> [Text block]
+ + + + +

Paclitaxel is a chemotherapeutic drug used in the treatment of cancers, including ovarian, breast and lung cancer. Approximately 500, 4800 and 4500 new cases of each of these cancers were diagnosed in Denmark in year 2013. Paclitaxel is dosed individually according to body surface area. As for other chemotherapeutics, severe adverse events such as sensory neuropathy and neutropenia are frequent. Adverse events are classified in severity according to the Common Terminology Criteria of Adverse Events (CTCAE), and severe toxicity, grade III, typically necessitates hospital readmission. Grade III neuropathy and neutropenia occur in around 17% and 2% of the paclitaxel treated respectively, and variation in toxicity can be caused by e.g. genetics, comorbidity or perhaps by drug-drug interactions.

+ + + + +

> [Work task A]
Reproduce the passage on paclitaxel word for word, starting at "Paclitaxel is a" and ending at "by drug-drug interactions.".
> [Work task B]
Write the next part of the paclitaxel passage, picking up after its final sentence.

> [Record set]
+ + + + +

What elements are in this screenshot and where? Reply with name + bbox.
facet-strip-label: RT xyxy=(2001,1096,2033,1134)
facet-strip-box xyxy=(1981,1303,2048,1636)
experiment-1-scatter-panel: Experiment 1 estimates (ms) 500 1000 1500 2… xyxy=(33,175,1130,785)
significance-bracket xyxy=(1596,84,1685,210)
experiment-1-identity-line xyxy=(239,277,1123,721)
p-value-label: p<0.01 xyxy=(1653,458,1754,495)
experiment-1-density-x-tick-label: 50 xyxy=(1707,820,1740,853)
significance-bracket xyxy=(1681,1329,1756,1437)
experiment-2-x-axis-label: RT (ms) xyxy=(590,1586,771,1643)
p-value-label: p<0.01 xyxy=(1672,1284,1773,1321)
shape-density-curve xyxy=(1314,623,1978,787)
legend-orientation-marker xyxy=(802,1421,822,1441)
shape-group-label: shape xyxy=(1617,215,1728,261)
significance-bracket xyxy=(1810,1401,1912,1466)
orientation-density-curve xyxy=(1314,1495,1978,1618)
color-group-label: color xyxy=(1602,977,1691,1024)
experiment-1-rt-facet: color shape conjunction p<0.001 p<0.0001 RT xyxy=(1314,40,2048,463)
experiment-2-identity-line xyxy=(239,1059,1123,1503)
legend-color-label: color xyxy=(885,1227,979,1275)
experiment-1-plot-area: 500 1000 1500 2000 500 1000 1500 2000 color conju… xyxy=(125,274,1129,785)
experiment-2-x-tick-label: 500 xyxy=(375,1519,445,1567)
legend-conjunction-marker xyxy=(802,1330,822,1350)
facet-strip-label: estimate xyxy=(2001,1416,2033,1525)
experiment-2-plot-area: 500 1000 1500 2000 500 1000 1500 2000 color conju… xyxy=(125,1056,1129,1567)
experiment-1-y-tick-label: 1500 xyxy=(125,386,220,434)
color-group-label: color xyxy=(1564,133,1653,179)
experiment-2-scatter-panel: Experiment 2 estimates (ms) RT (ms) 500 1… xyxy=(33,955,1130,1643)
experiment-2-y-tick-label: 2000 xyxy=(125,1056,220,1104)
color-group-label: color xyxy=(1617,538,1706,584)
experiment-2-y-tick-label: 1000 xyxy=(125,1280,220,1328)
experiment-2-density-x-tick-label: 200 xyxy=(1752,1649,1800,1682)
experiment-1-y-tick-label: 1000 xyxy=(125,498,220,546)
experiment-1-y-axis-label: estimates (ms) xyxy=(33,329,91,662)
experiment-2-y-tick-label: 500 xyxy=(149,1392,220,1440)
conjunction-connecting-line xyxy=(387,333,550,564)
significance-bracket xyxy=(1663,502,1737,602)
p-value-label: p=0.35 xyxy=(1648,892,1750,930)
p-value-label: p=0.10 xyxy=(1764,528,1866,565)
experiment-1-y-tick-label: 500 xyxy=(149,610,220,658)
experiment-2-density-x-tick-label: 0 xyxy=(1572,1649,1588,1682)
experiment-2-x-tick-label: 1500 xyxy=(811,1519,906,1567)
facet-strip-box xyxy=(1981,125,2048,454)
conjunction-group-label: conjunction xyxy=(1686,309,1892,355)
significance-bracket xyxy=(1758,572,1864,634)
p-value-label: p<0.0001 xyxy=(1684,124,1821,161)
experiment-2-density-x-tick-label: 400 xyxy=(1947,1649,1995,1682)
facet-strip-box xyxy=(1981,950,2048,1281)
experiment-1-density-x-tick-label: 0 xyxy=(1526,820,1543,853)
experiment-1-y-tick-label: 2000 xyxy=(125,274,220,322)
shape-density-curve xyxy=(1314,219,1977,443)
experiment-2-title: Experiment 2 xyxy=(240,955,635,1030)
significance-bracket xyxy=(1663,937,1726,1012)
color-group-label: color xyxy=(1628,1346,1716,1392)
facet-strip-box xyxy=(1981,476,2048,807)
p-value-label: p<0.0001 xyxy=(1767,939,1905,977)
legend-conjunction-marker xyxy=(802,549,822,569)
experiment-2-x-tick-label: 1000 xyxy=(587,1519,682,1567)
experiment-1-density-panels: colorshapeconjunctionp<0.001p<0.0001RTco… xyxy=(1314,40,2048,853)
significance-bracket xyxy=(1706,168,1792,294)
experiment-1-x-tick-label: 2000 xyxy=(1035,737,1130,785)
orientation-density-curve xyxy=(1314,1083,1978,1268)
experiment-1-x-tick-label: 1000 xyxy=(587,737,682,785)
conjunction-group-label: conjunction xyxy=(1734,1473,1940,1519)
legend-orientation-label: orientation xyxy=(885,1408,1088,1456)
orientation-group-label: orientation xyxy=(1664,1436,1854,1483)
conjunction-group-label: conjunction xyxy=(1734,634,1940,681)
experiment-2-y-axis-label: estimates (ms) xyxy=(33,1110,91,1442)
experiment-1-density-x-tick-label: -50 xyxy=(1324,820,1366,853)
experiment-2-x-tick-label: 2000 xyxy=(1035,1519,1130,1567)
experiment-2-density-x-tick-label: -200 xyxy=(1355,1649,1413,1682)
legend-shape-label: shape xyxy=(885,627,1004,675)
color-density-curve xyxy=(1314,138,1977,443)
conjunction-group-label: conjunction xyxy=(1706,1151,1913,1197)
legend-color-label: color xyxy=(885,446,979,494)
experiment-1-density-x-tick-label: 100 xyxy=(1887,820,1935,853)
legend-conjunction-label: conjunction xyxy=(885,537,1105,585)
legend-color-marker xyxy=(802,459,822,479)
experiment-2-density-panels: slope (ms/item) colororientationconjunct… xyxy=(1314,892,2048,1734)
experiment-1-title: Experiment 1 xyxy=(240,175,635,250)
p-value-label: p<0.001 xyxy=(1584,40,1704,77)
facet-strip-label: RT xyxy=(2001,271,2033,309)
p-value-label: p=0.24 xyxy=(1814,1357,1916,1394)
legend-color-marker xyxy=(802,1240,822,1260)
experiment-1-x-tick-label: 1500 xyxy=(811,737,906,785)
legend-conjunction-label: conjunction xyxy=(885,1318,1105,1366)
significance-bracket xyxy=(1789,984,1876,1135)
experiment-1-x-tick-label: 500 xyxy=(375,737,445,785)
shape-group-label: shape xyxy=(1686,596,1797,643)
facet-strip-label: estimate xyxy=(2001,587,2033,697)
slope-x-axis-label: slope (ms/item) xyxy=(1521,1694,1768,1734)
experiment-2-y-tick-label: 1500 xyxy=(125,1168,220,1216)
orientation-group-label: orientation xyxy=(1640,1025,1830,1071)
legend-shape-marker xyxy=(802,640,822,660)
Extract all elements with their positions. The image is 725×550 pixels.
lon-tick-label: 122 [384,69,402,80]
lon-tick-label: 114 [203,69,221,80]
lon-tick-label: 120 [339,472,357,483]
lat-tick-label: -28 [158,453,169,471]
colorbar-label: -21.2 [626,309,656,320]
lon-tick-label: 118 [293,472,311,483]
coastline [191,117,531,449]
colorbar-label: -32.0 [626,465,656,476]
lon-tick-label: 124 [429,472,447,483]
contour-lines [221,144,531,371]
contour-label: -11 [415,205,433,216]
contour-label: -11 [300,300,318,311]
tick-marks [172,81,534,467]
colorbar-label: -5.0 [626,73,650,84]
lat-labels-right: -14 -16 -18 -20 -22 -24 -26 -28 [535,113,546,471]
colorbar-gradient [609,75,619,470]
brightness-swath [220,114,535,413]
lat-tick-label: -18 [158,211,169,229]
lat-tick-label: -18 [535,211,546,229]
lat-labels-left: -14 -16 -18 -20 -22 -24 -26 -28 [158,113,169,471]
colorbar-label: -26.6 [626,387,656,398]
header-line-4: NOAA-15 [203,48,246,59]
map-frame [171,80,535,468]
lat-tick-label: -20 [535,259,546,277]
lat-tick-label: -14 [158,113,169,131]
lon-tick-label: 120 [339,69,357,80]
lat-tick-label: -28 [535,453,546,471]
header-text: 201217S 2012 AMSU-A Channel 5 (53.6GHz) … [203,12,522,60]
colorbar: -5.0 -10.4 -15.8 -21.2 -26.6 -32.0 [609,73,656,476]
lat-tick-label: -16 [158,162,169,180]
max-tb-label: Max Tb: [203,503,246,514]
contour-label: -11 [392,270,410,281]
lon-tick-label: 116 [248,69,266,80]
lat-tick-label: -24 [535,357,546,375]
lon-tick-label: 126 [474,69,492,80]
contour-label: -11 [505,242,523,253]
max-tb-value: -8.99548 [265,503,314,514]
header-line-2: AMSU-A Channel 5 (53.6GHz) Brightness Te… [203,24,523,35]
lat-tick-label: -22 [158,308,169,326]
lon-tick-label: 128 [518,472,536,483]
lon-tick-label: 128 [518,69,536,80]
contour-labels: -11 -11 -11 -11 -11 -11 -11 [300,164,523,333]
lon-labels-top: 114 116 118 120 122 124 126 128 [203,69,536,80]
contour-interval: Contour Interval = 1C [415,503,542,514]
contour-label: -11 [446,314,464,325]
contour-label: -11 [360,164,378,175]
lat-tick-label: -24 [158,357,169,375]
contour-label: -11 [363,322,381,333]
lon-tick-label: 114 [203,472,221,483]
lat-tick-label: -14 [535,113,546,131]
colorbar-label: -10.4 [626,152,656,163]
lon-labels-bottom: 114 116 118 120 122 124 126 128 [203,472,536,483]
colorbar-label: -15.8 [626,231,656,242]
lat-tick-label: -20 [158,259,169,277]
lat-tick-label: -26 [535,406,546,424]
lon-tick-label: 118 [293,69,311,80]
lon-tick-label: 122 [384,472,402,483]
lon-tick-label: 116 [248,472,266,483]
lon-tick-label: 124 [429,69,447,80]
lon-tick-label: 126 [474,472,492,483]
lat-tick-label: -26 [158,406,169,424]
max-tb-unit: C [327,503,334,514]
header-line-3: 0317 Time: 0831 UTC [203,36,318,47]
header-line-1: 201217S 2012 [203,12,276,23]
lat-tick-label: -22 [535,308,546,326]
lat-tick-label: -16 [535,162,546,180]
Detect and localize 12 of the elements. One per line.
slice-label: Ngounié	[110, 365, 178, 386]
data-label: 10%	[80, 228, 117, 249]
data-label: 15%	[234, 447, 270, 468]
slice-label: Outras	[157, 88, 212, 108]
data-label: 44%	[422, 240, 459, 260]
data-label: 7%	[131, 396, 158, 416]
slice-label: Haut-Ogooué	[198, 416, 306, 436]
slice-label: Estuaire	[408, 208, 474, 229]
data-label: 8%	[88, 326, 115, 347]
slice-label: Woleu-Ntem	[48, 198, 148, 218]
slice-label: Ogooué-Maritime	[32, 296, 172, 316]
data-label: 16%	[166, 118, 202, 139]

+ + + + +

> [Written answer A]
Paclitaxel is a chemotherapeutic drug used in the treatment of cancers, including ovarian, breast and lung cancer. Approximately 500, 4800 and 4500 new cases of each of these cancers were diagnosed in Denmark in year 2013. Paclitaxel is dosed individually according to body surface area. As for other chemotherapeutics, severe adverse events such as sensory neuropathy and neutropenia are frequent. Adverse events are classified in severity according to the Common Terminology Criteria of Adverse Events (CTCAE), and severe toxicity, grade III, typically necessitates hospital readmission. Grade III neuropathy and neutropenia occur in around 17% and 2% of the paclitaxel treated respectively, and variation in toxicity can be caused by e.g. genetics, comorbidity or perhaps by drug-drug interactions.

> [Written answer B]
Clopidogrel is thrombocyte inhibitor used prophylactically to prevent the occurrence of atherosclerosis and ischemia. Many patients having received a stent in the coronary arteries are treated with clopidogrel in the following 12 months postoperatively. In a newly published study, it was found that a clopidogrel metabolite, clopidogrel acyl-Beta-D-glucuronide, inhibits the metabolism of the antidiabetic agent repaglinide through inhibition of the cytochrome P450 liver enzyme CYP2C8. As CYP2C8 is an important enzyme in the paclitaxel metabolism in the liver, it is reasonable to suggest that simultaneous paclitaxel and clopidogrel treatment will increase the risk and degree of paclitaxel toxicity. In a population of paclitaxel treated patients, between 2 and 7 % of these patients are estimated to receive clopidogrel at the same time, and hence are potentially at risk of developing serious adverse events.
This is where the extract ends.